_Tasks for this exercise_
• A. Please translate this sentence from the text on dendrites into French: "Dendrites provide an enlarged surface area to receive signals from axon terminals of other neurons."
• B. List the features that the text on dendrites names for distinguishing axons from dendrites.

_Supplied text_
[Start of Attachment]

Dendrites are one of two types of cytoplasmic processes that extrude from the cell body of a neuron, the other type being an axon. Axons can be distinguished from dendrites by several features including shape, length, and function. Dendrites often taper off in shape and are shorter, while axons tend to maintain a constant radius and can be very long. Typically, axons transmit electrochemical signals while dendrites receive the electrochemical signals, although, some types of neurons in certain species lack specialized axons and transmit signals via their dendrites. Dendrites provide an enlarged surface area to receive signals from axon terminals of other neurons. The dendrite of a large pyramidal cell receives signals from about 30,000 presynaptic neurons. Excitatory synapses terminate on dendritic spines, tiny protrusions from the dendrite with a high density of neurotransmitter receptors. Most inhibitory synapses directly contact the dendritic shaft.

Synaptic activity causes local changes in the electrical potential across the plasma membrane of the dendrite. This change in membrane potential will passively spread along the dendrite, but becomes weaker with distance without an action potential. To generate an action potential, many excitatory synapses have to be active at the same time, leading to strong depolarization of the dendrite and the cell body (soma). The action potential, which typically starts at the axon hillock, propagates down the length of the axon to the axon terminals where it triggers the release of neurotransmitters. Furthermore, if the signal moves backwards into the dendrite, it is retrograde propagation, which provides an important signal for spike-timing-dependent plasticity (STDP).

[End of Attachment]

_Document structure recognition data_
[Start of Attachment]

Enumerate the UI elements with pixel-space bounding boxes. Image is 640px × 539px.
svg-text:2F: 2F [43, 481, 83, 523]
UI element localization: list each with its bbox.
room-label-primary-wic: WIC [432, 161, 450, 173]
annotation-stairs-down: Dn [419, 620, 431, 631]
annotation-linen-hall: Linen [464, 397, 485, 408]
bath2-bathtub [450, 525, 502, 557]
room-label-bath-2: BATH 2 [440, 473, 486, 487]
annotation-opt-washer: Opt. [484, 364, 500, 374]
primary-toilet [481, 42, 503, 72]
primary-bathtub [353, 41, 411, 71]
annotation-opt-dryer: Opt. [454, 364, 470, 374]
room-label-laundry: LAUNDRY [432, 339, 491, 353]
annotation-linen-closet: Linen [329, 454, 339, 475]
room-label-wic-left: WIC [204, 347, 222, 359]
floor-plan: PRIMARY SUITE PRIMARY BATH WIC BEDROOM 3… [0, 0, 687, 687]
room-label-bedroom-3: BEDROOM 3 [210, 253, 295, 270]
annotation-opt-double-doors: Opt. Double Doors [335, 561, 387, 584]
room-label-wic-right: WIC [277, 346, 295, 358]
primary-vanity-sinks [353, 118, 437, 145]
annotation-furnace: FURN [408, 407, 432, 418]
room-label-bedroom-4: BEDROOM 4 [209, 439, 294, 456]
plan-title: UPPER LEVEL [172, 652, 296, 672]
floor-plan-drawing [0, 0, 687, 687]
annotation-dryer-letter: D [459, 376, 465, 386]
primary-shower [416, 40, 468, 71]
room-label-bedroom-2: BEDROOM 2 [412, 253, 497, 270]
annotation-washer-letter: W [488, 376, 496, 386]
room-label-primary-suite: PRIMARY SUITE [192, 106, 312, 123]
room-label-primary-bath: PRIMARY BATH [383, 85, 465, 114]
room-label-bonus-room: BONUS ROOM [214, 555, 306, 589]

[End of Attachment]

_Responses to the tasks_
• A. Les dendrites offrent une surface agrandie pour recevoir les signaux provenant des terminaisons axonales d'autres neurones.

• B.
- Shape
- Length
- Function